Consignes à suivre:
1 – Indiquez si chacune des affirmations suivantes concorde avec le texte sur la méthodologie de l’étude de la Mutuelle de Femmes enceintes, en répondant par oui ou par non et en citant à l’identique les mots qui tranchent. (a) L’étude a été financée par l’Unicef. (b) L’enquête de terrain s’est déroulée en 2006. (c) L’approche retenue s’inspirait de la méthode de l’évaluation réaliste.
2 – Traduisez en anglais, s’il vous plaît, cette phrase du texte à examiner : « Dans l’analyse, une interaction entre les deux profils a été recherchée pour comprendre le fonctionnement et l’insertion de l‘assurance dans le système sanitaire local. »
3 – Extrayez du texte à examiner le passage qui s’ouvre sur les mots contenant « Méthodologie.Cette analyse est » et se clôt sur « système sanitaire local. ».
#### Texte à examiner
Méthodologie.Cette analyse est basée sur les résultats d’un rapport d’étude publié en 2006 sur ce mécanisme communautaire de partage du risque financier lié à la césarienne dénommé « Mutuelle de Femmes enceintes » (MFE). L’étude était financée par l’Unicef. Elle couvre une période de 5 ans allant de 2001 à 2004. L’enquête de terrain avait été effectuée du 26 au 28 juin 2005 dans la ZSR de Gombe Matadi. L’approche utilisée était inspirée de la méthode de l‘évaluation réaliste. Un profil de la ZSR et celui du système d’assurance césarienne ont été  élaborés sur base des informations et données obtenues notamment au moyen des interviews auprès des acteurs locaux  et dans les documents disponibles. Dans l’analyse, une interaction entre les deux profils a été recherchée pour comprendre le fonctionnement et l’insertion de l‘assurance dans le système sanitaire local.
########
#### Données fournies
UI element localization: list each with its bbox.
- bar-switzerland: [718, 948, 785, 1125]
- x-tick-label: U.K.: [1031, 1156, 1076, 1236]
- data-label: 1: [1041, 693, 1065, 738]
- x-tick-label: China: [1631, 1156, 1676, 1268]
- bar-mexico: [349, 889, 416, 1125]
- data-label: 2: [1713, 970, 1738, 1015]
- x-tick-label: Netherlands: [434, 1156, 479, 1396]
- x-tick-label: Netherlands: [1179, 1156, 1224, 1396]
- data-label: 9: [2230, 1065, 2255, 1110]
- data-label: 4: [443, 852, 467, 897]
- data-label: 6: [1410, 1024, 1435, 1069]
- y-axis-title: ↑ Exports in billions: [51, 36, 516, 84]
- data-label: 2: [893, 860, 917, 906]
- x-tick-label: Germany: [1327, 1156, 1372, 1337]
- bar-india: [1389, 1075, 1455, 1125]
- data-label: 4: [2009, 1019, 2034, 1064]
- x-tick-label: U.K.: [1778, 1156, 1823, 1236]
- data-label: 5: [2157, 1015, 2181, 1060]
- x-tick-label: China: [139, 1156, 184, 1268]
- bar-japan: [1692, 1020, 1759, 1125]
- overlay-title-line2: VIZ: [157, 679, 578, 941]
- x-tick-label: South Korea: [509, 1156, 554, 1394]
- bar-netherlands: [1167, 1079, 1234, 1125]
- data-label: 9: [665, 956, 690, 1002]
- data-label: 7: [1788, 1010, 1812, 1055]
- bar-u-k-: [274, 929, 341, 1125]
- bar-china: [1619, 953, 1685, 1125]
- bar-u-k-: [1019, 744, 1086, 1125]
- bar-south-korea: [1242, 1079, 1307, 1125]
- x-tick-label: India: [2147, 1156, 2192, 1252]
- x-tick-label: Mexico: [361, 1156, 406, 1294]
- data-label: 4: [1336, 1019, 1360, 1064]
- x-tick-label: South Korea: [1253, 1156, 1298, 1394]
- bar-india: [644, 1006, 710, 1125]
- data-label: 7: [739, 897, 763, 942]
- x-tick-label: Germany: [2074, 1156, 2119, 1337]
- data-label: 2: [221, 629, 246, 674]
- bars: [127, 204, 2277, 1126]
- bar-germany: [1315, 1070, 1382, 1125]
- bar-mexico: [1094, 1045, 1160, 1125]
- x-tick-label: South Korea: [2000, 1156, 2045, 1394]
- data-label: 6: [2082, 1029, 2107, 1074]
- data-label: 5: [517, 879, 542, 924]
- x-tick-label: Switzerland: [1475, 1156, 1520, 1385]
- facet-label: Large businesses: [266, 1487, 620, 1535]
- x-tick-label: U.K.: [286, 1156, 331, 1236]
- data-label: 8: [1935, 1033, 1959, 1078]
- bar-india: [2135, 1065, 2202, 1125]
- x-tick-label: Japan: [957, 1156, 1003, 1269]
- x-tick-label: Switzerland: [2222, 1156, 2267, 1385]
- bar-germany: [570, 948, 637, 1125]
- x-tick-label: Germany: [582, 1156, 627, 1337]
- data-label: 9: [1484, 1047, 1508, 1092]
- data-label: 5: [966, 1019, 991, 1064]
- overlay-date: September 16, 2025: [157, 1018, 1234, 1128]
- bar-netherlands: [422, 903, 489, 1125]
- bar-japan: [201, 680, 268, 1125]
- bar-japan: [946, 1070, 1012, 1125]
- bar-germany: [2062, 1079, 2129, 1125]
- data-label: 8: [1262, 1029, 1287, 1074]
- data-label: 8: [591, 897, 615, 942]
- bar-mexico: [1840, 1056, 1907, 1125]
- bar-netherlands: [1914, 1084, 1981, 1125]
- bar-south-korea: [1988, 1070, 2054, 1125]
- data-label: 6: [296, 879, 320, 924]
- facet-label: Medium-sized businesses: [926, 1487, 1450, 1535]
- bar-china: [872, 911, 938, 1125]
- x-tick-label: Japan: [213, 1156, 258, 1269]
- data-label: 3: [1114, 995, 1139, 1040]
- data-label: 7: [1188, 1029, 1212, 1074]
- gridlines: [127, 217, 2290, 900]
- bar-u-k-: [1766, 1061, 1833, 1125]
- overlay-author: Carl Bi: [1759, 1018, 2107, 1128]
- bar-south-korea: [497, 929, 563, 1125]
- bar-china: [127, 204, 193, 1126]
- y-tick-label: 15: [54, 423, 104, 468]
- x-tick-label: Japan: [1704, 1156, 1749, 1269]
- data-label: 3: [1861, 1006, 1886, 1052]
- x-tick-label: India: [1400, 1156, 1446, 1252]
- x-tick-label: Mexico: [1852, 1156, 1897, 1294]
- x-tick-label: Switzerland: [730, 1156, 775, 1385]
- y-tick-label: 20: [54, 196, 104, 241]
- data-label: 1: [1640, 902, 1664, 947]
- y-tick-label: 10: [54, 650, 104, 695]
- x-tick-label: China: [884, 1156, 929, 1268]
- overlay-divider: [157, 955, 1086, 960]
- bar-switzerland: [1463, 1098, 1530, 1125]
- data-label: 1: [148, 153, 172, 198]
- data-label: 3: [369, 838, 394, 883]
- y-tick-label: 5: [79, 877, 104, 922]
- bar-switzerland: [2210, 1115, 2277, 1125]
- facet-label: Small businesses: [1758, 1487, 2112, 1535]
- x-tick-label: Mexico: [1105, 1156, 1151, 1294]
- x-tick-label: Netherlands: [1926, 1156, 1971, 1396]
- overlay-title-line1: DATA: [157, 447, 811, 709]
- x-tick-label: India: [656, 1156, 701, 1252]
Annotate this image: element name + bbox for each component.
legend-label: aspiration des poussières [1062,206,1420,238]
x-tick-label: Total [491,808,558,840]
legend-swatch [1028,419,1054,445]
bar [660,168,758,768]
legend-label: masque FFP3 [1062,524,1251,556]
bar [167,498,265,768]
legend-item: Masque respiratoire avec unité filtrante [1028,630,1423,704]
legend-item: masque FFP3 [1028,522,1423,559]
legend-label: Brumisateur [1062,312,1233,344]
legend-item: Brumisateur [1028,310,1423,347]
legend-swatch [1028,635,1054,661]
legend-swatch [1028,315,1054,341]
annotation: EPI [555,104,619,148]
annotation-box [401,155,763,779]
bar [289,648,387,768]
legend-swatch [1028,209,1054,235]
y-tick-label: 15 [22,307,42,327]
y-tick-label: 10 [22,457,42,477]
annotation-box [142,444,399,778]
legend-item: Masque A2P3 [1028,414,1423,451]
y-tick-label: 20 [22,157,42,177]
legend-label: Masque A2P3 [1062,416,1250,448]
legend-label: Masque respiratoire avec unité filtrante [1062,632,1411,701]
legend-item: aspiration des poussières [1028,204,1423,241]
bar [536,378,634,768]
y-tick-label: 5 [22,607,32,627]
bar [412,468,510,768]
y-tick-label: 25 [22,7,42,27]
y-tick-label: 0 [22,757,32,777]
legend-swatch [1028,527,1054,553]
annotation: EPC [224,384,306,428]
########
Réponses:
1 –
(a) Oui : « L’étude était financée par l’Unicef. »
(b) Non : « L’enquête de terrain avait été effectuée du 26 au 28 juin 2005 dans la ZSR de Gombe Matadi. »
(c) Oui : « L’approche utilisée était inspirée de la méthode de l‘évaluation réaliste. »

2 – In the analysis, an interaction between the two profiles was sought in order to understand how the insurance worked and how it fit into the local health system.

3 –
Méthodologie.Cette analyse est basée sur les résultats d’un rapport d’étude publié en 2006 sur ce mécanisme communautaire de partage du risque financier lié à la césarienne dénommé « Mutuelle de Femmes enceintes » (MFE). L’étude était financée par l’Unicef. Elle couvre une période de 5 ans allant de 2001 à 2004. L’enquête de terrain avait été effectuée du 26 au 28 juin 2005 dans la ZSR de Gombe Matadi. L’approche utilisée était inspirée de la méthode de l‘évaluation réaliste. Un profil de la ZSR et celui du système d’assurance césarienne ont été  élaborés sur base des informations et données obtenues notamment au moyen des interviews auprès des acteurs locaux  et dans les documents disponibles. Dans l’analyse, une interaction entre les deux profils a été recherchée pour comprendre le fonctionnement et l’insertion de l‘assurance dans le système sanitaire local.